• _PROMPT_: Read the records beneath this task and copy every line that contains the string "vector".

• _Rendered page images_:
- - -

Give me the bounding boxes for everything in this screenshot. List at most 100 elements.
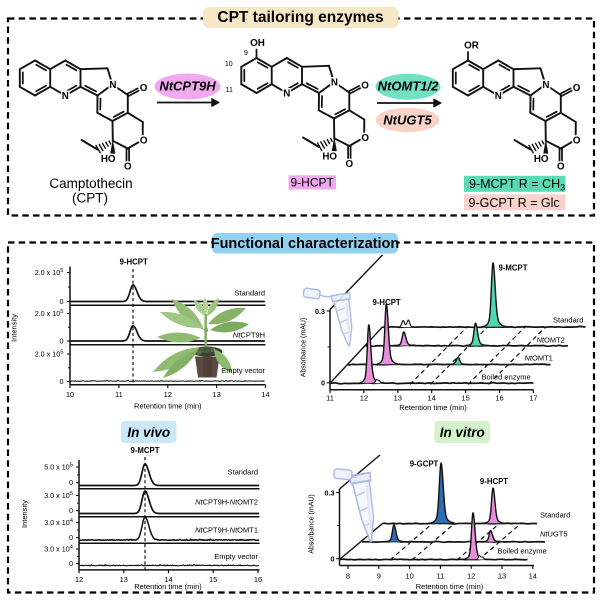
svg-text:9-HCPT: 9-HCPT — [291, 175, 335, 189]
svg-text:Empty vector: Empty vector — [214, 552, 258, 561]
svg-text:O: O — [557, 162, 565, 173]
svg-text:9-HCPT: 9-HCPT — [373, 298, 401, 307]
svg-text:13: 13 — [212, 390, 220, 399]
svg-text:13: 13 — [120, 575, 128, 584]
svg-text:Boiled enzyme: Boiled enzyme — [498, 547, 547, 556]
svg-text:O: O — [140, 135, 148, 146]
svg-text:OH: OH — [250, 38, 265, 49]
svg-text:12: 12 — [467, 572, 475, 581]
svg-text:13: 13 — [394, 394, 402, 403]
svg-text:11: 11 — [115, 390, 123, 399]
svg-text:11: 11 — [326, 394, 334, 403]
svg-text:O: O — [573, 83, 581, 94]
svg-text:0: 0 — [69, 559, 73, 568]
svg-text:O: O — [361, 80, 369, 91]
svg-text:11: 11 — [437, 572, 445, 581]
svg-text:15: 15 — [461, 394, 469, 403]
svg-text:0: 0 — [60, 297, 64, 306]
svg-text:16: 16 — [495, 394, 503, 403]
svg-text:3.0 x 104: 3.0 x 104 — [44, 518, 74, 527]
svg-text:17: 17 — [529, 394, 537, 403]
svg-text:14: 14 — [164, 575, 172, 584]
svg-text:Functional characterization: Functional characterization — [211, 236, 400, 252]
svg-text:N: N — [495, 91, 502, 102]
svg-text:Standard: Standard — [235, 289, 265, 298]
svg-text:12: 12 — [164, 390, 172, 399]
svg-text:N: N — [542, 80, 549, 91]
svg-text:HO: HO — [322, 152, 337, 163]
svg-text:NtOMT1/2: NtOMT1/2 — [378, 79, 439, 94]
svg-text:9: 9 — [377, 572, 381, 581]
svg-text:O: O — [345, 159, 353, 170]
svg-text:0: 0 — [69, 478, 73, 487]
svg-text:0: 0 — [69, 506, 73, 515]
svg-text:9-GCPT: 9-GCPT — [410, 460, 439, 469]
svg-text:12: 12 — [75, 575, 83, 584]
svg-text:N: N — [331, 78, 338, 89]
svg-text:0: 0 — [331, 554, 335, 563]
svg-text:Standard: Standard — [540, 511, 570, 520]
svg-text:2.0 x 105: 2.0 x 105 — [35, 268, 64, 277]
svg-text:10: 10 — [225, 61, 233, 68]
svg-text:Standard: Standard — [228, 468, 258, 477]
svg-text:16: 16 — [254, 575, 262, 584]
svg-text:9-MCPT: 9-MCPT — [130, 446, 159, 455]
svg-text:N: N — [109, 80, 116, 91]
svg-text:9-HCPT: 9-HCPT — [120, 258, 148, 267]
svg-text:11: 11 — [226, 87, 233, 94]
svg-text:O: O — [140, 83, 148, 94]
svg-text:In vivo: In vivo — [127, 425, 170, 440]
svg-text:NtUGT5: NtUGT5 — [540, 530, 568, 539]
svg-text:NtUGT5: NtUGT5 — [383, 112, 432, 127]
svg-text:2.0 x 105: 2.0 x 105 — [35, 309, 64, 318]
svg-text:15: 15 — [209, 575, 217, 584]
svg-text:NtCPT9H: NtCPT9H — [233, 331, 265, 340]
svg-text:Absorbance (mAU): Absorbance (mAU) — [301, 318, 308, 378]
svg-text:HO: HO — [101, 154, 116, 165]
svg-text:0: 0 — [60, 337, 64, 346]
svg-text:OR: OR — [464, 41, 479, 52]
svg-text:N: N — [62, 91, 69, 102]
svg-text:NtCPT9H-NtOMT2: NtCPT9H-NtOMT2 — [195, 497, 258, 506]
svg-text:Retention time (min): Retention time (min) — [416, 582, 484, 591]
svg-text:(CPT): (CPT) — [72, 191, 108, 206]
svg-text:Intensity: Intensity — [20, 500, 29, 528]
svg-text:Intensity: Intensity — [10, 314, 19, 342]
svg-text:In vitro: In vitro — [440, 425, 485, 440]
svg-text:9-GCPT R = Glc: 9-GCPT R = Glc — [469, 196, 560, 210]
svg-text:NtCPT9H: NtCPT9H — [159, 79, 216, 94]
svg-text:2.0 x 105: 2.0 x 105 — [35, 350, 64, 359]
svg-text:NtOMT1: NtOMT1 — [525, 354, 553, 363]
svg-text:0.3: 0.3 — [315, 307, 325, 316]
svg-text:3.0 x 104: 3.0 x 104 — [44, 545, 74, 554]
svg-text:14: 14 — [529, 572, 537, 581]
svg-text:9-HCPT: 9-HCPT — [480, 477, 508, 486]
svg-text:Absorbance (mAU): Absorbance (mAU) — [309, 494, 316, 554]
svg-text:Empty vector: Empty vector — [221, 366, 265, 375]
svg-text:O: O — [124, 162, 132, 173]
svg-text:10: 10 — [66, 390, 74, 399]
svg-text:0: 0 — [321, 378, 325, 387]
svg-text:9-MCPT: 9-MCPT — [499, 264, 528, 273]
svg-text:0: 0 — [60, 377, 64, 386]
svg-text:10: 10 — [405, 572, 413, 581]
svg-text:HO: HO — [534, 154, 549, 165]
svg-text:0.3: 0.3 — [325, 488, 335, 497]
svg-text:14: 14 — [261, 390, 269, 399]
svg-text:O: O — [573, 135, 581, 146]
svg-text:14: 14 — [428, 394, 436, 403]
svg-text:Camptothecin: Camptothecin — [49, 176, 132, 191]
svg-text:NtOMT2: NtOMT2 — [537, 336, 565, 345]
svg-text:Retention time (min): Retention time (min) — [134, 402, 202, 411]
svg-text:Retention time (min): Retention time (min) — [399, 403, 467, 412]
svg-text:Retention time (min): Retention time (min) — [134, 582, 202, 591]
svg-text:12: 12 — [360, 394, 368, 403]
svg-text:NtCPT9H-NtOMT1: NtCPT9H-NtOMT1 — [195, 525, 258, 534]
svg-text:0: 0 — [69, 533, 73, 542]
svg-text:Standard: Standard — [553, 316, 583, 325]
svg-text:9: 9 — [244, 50, 248, 57]
svg-text:O: O — [361, 133, 369, 144]
svg-text:N: N — [283, 89, 290, 100]
svg-text:5.0 x 105: 5.0 x 105 — [44, 463, 73, 472]
svg-text:9-MCPT R = CH3: 9-MCPT R = CH3 — [469, 177, 565, 192]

- - -

• _RESULT_:
svg-text:Empty vector: Empty vector — [214, 552, 258, 561]
svg-text:Empty vector: Empty vector — [221, 366, 265, 375]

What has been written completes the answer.